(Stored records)
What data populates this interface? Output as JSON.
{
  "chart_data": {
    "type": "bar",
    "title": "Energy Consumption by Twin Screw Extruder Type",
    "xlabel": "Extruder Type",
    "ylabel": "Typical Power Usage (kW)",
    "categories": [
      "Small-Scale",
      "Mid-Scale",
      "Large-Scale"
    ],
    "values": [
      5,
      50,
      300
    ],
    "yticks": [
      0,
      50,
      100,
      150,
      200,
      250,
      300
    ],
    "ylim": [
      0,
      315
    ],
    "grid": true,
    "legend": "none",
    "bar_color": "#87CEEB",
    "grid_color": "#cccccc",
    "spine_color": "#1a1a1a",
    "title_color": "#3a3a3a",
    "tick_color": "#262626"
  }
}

WHAT TO WORK ON => Write out the entries above word for word.

FULL OUTPUT =>
What data populates this interface? Output as JSON.
{
  "chart_data": {
    "type": "bar",
    "title": "Energy Consumption by Twin Screw Extruder Type",
    "xlabel": "Extruder Type",
    "ylabel": "Typical Power Usage (kW)",
    "categories": [
      "Small-Scale",
      "Mid-Scale",
      "Large-Scale"
    ],
    "values": [
      5,
      50,
      300
    ],
    "yticks": [
      0,
      50,
      100,
      150,
      200,
      250,
      300
    ],
    "ylim": [
      0,
      315
    ],
    "grid": true,
    "legend": "none",
    "bar_color": "#87CEEB",
    "grid_color": "#cccccc",
    "spine_color": "#1a1a1a",
    "title_color": "#3a3a3a",
    "tick_color": "#262626"
  }
}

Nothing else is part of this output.